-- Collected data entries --

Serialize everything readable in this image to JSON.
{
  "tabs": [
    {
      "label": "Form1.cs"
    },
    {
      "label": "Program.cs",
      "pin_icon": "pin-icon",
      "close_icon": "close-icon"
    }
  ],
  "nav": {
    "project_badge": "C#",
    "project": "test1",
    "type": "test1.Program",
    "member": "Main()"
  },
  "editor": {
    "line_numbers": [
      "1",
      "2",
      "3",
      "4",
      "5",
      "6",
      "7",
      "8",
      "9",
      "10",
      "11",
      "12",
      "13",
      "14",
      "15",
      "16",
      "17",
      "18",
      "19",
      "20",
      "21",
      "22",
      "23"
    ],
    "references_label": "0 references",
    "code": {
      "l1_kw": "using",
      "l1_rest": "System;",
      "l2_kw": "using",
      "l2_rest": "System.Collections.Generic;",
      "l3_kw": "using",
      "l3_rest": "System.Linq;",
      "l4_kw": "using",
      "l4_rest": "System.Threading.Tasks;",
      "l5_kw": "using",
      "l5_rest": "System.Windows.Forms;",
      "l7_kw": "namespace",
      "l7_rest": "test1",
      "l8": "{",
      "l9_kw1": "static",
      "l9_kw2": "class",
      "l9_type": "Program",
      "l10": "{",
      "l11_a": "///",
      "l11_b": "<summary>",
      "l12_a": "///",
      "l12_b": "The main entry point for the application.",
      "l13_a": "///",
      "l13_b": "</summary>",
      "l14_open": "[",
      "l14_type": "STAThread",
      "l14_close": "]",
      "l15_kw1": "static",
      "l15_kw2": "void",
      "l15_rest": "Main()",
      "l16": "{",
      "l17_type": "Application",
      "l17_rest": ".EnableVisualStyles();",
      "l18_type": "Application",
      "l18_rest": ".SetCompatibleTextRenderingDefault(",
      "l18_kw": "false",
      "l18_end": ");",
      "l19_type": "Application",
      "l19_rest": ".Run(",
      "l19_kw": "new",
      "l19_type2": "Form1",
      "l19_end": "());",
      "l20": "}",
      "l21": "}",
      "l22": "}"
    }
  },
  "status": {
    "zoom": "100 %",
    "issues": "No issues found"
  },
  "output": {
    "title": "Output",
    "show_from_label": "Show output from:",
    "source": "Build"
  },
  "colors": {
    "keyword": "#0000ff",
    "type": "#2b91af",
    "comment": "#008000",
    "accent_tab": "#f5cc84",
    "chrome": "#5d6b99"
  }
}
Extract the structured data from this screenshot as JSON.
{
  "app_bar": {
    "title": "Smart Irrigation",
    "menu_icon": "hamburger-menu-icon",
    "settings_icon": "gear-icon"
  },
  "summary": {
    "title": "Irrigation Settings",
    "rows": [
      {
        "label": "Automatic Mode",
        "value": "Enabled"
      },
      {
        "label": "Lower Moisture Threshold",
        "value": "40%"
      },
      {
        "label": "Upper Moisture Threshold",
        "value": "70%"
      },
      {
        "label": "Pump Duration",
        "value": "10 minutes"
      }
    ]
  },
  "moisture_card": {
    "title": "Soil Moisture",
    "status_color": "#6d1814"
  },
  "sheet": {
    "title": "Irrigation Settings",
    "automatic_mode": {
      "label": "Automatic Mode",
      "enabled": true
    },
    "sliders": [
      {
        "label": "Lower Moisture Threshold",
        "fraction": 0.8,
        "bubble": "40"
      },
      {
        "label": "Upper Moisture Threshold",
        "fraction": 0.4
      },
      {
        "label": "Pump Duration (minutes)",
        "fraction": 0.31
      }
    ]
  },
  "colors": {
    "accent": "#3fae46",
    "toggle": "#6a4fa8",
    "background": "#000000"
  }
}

-- Work instructions --
The data above must be returned in full, exactly as written.

-- Finished exercise --
Serialize everything readable in this image to JSON.
{
  "tabs": [
    {
      "label": "Form1.cs"
    },
    {
      "label": "Program.cs",
      "pin_icon": "pin-icon",
      "close_icon": "close-icon"
    }
  ],
  "nav": {
    "project_badge": "C#",
    "project": "test1",
    "type": "test1.Program",
    "member": "Main()"
  },
  "editor": {
    "line_numbers": [
      "1",
      "2",
      "3",
      "4",
      "5",
      "6",
      "7",
      "8",
      "9",
      "10",
      "11",
      "12",
      "13",
      "14",
      "15",
      "16",
      "17",
      "18",
      "19",
      "20",
      "21",
      "22",
      "23"
    ],
    "references_label": "0 references",
    "code": {
      "l1_kw": "using",
      "l1_rest": "System;",
      "l2_kw": "using",
      "l2_rest": "System.Collections.Generic;",
      "l3_kw": "using",
      "l3_rest": "System.Linq;",
      "l4_kw": "using",
      "l4_rest": "System.Threading.Tasks;",
      "l5_kw": "using",
      "l5_rest": "System.Windows.Forms;",
      "l7_kw": "namespace",
      "l7_rest": "test1",
      "l8": "{",
      "l9_kw1": "static",
      "l9_kw2": "class",
      "l9_type": "Program",
      "l10": "{",
      "l11_a": "///",
      "l11_b": "<summary>",
      "l12_a": "///",
      "l12_b": "The main entry point for the application.",
      "l13_a": "///",
      "l13_b": "</summary>",
      "l14_open": "[",
      "l14_type": "STAThread",
      "l14_close": "]",
      "l15_kw1": "static",
      "l15_kw2": "void",
      "l15_rest": "Main()",
      "l16": "{",
      "l17_type": "Application",
      "l17_rest": ".EnableVisualStyles();",
      "l18_type": "Application",
      "l18_rest": ".SetCompatibleTextRenderingDefault(",
      "l18_kw": "false",
      "l18_end": ");",
      "l19_type": "Application",
      "l19_rest": ".Run(",
      "l19_kw": "new",
      "l19_type2": "Form1",
      "l19_end": "());",
      "l20": "}",
      "l21": "}",
      "l22": "}"
    }
  },
  "status": {
    "zoom": "100 %",
    "issues": "No issues found"
  },
  "output": {
    "title": "Output",
    "show_from_label": "Show output from:",
    "source": "Build"
  },
  "colors": {
    "keyword": "#0000ff",
    "type": "#2b91af",
    "comment": "#008000",
    "accent_tab": "#f5cc84",
    "chrome": "#5d6b99"
  }
}
Extract the structured data from this screenshot as JSON.
{
  "app_bar": {
    "title": "Smart Irrigation",
    "menu_icon": "hamburger-menu-icon",
    "settings_icon": "gear-icon"
  },
  "summary": {
    "title": "Irrigation Settings",
    "rows": [
      {
        "label": "Automatic Mode",
        "value": "Enabled"
      },
      {
        "label": "Lower Moisture Threshold",
        "value": "40%"
      },
      {
        "label": "Upper Moisture Threshold",
        "value": "70%"
      },
      {
        "label": "Pump Duration",
        "value": "10 minutes"
      }
    ]
  },
  "moisture_card": {
    "title": "Soil Moisture",
    "status_color": "#6d1814"
  },
  "sheet": {
    "title": "Irrigation Settings",
    "automatic_mode": {
      "label": "Automatic Mode",
      "enabled": true
    },
    "sliders": [
      {
        "label": "Lower Moisture Threshold",
        "fraction": 0.8,
        "bubble": "40"
      },
      {
        "label": "Upper Moisture Threshold",
        "fraction": 0.4
      },
      {
        "label": "Pump Duration (minutes)",
        "fraction": 0.31
      }
    ]
  },
  "colors": {
    "accent": "#3fae46",
    "toggle": "#6a4fa8",
    "background": "#000000"
  }
}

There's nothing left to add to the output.